## Your task
Go through the entries below and count the lines holding the word "exam". Reply with only the number, please.

Collected data entries
— begin —
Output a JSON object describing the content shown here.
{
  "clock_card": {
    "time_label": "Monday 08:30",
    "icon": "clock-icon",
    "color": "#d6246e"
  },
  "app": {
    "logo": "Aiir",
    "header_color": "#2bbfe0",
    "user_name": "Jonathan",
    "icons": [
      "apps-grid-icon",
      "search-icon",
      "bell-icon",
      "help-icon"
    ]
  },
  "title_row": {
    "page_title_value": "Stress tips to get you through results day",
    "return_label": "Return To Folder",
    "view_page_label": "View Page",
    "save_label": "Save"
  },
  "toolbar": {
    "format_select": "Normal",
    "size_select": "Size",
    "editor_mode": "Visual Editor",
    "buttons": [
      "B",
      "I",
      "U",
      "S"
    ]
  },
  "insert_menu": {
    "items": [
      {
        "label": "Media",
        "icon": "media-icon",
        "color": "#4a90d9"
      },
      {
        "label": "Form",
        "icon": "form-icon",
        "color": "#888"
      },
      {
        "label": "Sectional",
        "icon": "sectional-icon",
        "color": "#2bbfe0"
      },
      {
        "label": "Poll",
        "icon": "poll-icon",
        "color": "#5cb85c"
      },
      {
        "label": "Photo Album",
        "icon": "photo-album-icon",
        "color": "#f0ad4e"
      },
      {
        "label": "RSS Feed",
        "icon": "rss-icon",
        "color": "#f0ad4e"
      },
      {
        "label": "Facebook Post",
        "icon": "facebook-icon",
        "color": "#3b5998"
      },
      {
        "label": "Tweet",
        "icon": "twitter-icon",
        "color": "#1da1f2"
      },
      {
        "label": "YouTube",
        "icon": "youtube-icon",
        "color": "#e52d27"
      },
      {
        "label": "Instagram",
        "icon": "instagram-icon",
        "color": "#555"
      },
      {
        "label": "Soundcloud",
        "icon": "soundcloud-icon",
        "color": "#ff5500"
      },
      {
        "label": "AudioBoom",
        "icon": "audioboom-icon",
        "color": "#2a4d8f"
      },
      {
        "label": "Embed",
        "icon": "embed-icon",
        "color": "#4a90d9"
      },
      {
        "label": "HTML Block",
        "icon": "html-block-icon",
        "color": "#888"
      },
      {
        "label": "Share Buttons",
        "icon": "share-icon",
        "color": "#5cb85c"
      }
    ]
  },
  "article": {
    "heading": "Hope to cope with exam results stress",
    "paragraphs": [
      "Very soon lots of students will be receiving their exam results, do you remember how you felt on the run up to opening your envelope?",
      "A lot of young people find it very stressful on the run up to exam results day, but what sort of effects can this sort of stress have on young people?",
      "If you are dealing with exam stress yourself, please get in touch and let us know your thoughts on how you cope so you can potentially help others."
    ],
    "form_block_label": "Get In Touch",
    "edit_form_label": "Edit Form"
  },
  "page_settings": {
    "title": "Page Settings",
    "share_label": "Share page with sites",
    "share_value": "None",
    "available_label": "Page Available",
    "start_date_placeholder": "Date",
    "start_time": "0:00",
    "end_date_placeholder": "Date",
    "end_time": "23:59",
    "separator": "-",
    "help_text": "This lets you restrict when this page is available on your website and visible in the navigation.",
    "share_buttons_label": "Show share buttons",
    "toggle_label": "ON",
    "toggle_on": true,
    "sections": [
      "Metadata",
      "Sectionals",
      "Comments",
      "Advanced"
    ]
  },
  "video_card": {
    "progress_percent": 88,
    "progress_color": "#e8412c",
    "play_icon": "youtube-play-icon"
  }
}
— end —
## Full output
4